== SOURCE EXCERPT ==
::::

Why is (or isn't) setting fields in a constructor thread-safe?

Question

Let's say you have a simple class like this:

class MyClass
{
    private readonly int a;
    private int b;

    public MyClass(int a, int b) { this.a = a; this.b = b; }

    public int A { get { return a; } }
    public int B { get { return b; } }
}

I could use this class in a multi-threaded manner:

MyClass value = null;
Task.Run(() => {
    while (true) { value = new MyClass(1, 1); Thread.Sleep(10); }
});
while (true)
{
    MyClass result = value;
    if (result != null && (result.A != 1 || result.B != 1)) { 
        throw new Exception(); 
    }
    Thread.Sleep(10);
}

My question is: will I ever see this (or other similar multi-threaded code) throw an exception? I often see reference to the fact that non-volatile writes might not immediately be seen by other threads. Thus, it seems like this could fail because the write to the value field might happen before the writes to a and b. Is this possible, or is there something in the memory model that makes this (quite common) pattern safe? If so, what is it? Does readonly matter for this purpose? Would it matter if a and b were a type that can't be atomically written (e. g. a custom struct)?

Answer 1

Code as written will work starting from CLR2.0 as the CLR2.0 memory model guarantees that All stores have release semantics.

Release semantics: Ensures no load or store that comes before the fence will move after the fence. Instructions after it may still happen before the fence.(Taken from CPOW Page 512).

::::

== INFORMATION SUPPLIED ==
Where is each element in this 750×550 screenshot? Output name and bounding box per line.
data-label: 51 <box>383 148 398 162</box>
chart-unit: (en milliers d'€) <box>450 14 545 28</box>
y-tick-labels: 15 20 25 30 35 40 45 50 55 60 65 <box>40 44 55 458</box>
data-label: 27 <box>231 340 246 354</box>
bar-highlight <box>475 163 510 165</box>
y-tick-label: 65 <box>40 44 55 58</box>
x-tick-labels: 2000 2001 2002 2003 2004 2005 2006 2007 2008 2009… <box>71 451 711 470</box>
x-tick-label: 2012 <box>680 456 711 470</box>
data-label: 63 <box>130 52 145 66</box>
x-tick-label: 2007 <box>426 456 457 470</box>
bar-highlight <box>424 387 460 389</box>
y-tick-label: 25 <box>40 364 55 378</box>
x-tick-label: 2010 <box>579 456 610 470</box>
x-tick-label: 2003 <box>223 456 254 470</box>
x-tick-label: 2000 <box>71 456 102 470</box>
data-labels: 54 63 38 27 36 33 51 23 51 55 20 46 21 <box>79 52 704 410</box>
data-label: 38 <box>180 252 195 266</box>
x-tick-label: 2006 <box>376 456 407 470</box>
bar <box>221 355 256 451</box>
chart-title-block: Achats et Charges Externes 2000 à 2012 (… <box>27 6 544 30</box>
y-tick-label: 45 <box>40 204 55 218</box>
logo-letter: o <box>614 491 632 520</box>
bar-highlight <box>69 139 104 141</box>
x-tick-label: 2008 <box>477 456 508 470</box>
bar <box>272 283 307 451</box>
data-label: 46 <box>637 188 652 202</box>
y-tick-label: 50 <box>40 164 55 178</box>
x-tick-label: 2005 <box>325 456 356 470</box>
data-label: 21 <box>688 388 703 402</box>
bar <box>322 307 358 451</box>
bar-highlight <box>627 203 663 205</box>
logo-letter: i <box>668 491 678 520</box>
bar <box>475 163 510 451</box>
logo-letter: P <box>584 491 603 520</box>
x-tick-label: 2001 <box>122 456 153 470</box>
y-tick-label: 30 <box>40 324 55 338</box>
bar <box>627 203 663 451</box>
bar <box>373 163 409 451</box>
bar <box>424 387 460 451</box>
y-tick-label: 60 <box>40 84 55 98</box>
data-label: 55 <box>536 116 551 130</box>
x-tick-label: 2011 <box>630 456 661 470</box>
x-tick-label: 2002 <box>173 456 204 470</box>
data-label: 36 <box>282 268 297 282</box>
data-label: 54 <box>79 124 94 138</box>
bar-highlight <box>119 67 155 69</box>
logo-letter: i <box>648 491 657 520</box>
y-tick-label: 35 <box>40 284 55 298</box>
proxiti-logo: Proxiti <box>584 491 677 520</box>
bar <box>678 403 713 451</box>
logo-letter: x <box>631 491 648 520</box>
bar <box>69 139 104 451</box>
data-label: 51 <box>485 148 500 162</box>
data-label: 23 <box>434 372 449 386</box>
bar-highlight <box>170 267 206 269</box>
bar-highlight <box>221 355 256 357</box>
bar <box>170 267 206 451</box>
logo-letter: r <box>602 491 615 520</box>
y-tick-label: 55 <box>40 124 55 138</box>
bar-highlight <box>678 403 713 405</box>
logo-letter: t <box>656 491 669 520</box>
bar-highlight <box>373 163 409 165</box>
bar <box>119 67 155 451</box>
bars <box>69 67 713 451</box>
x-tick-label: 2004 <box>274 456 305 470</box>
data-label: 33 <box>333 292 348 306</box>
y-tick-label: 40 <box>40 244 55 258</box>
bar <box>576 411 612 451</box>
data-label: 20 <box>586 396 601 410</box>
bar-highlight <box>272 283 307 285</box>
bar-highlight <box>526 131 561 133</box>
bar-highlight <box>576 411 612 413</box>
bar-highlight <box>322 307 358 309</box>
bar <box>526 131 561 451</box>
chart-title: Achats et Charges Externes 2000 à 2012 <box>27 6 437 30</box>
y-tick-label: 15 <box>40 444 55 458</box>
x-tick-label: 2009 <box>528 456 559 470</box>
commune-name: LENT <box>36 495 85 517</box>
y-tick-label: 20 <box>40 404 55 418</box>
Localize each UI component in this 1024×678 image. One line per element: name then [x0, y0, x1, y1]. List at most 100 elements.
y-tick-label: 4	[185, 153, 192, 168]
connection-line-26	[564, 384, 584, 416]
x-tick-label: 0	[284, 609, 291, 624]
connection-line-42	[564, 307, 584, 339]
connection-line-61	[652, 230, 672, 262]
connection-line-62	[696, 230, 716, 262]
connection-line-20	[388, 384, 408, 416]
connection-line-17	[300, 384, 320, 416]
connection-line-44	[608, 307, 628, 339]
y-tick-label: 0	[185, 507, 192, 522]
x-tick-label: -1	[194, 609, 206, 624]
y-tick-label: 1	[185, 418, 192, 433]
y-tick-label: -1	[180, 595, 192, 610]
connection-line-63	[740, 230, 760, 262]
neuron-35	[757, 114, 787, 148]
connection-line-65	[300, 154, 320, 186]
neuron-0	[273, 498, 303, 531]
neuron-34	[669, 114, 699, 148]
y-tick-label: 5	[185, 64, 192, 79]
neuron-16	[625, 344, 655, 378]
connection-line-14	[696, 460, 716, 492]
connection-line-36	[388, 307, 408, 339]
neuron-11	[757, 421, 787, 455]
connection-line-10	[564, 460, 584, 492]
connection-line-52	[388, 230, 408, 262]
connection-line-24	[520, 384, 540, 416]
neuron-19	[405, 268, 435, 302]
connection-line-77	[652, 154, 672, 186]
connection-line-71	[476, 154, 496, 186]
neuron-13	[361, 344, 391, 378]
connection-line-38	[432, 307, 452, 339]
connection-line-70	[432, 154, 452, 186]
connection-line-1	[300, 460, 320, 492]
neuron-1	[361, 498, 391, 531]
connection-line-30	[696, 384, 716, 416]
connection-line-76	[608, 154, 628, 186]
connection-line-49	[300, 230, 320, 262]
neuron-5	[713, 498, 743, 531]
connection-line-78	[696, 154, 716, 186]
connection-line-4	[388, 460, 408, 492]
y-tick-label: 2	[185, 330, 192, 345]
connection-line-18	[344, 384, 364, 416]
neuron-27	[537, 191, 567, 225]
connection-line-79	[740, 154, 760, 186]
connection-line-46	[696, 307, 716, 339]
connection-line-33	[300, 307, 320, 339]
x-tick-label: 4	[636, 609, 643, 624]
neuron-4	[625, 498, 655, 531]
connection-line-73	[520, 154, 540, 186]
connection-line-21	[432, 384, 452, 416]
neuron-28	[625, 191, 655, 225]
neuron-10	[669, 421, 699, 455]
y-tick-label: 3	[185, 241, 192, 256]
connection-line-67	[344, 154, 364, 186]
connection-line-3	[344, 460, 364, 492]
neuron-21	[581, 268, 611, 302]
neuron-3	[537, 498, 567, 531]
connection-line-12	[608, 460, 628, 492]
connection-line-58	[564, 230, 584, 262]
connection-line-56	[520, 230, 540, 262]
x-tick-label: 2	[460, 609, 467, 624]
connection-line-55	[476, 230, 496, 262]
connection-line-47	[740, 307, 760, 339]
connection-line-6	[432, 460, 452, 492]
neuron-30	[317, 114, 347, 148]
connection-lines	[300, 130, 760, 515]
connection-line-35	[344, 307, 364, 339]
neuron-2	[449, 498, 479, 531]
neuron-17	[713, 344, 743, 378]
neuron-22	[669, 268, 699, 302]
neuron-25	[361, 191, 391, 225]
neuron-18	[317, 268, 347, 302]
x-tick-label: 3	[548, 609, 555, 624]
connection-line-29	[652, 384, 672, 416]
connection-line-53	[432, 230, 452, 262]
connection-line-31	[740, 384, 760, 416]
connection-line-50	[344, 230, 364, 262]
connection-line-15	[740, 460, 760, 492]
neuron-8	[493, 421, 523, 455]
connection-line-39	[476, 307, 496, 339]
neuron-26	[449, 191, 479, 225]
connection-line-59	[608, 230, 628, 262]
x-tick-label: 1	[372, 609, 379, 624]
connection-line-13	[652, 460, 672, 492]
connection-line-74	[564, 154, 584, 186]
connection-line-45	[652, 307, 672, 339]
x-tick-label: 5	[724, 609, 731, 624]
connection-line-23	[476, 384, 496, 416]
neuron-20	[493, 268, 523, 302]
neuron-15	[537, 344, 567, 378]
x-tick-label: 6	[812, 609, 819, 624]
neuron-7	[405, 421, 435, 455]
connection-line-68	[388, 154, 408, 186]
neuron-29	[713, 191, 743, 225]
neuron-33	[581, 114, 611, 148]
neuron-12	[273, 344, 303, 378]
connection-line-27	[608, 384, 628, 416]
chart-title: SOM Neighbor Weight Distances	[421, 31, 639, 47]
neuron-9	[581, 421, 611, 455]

::::

== TASK STATEMENT ==
Write a two-sentence summary of the forum thread on setting fields in a constructor. The entries can be left aside here.

== FINISHED TASK ==
The question asks whether code in which one thread repeatedly assigns a new MyClass instance while another thread checks its A and B properties could ever throw an exception, since the write to the value field might happen before the writes to a and b. The answer says the code will work starting from CLR 2.0, because that memory model guarantees that all stores have release semantics, which ensure that no load or store coming before the fence moves after it.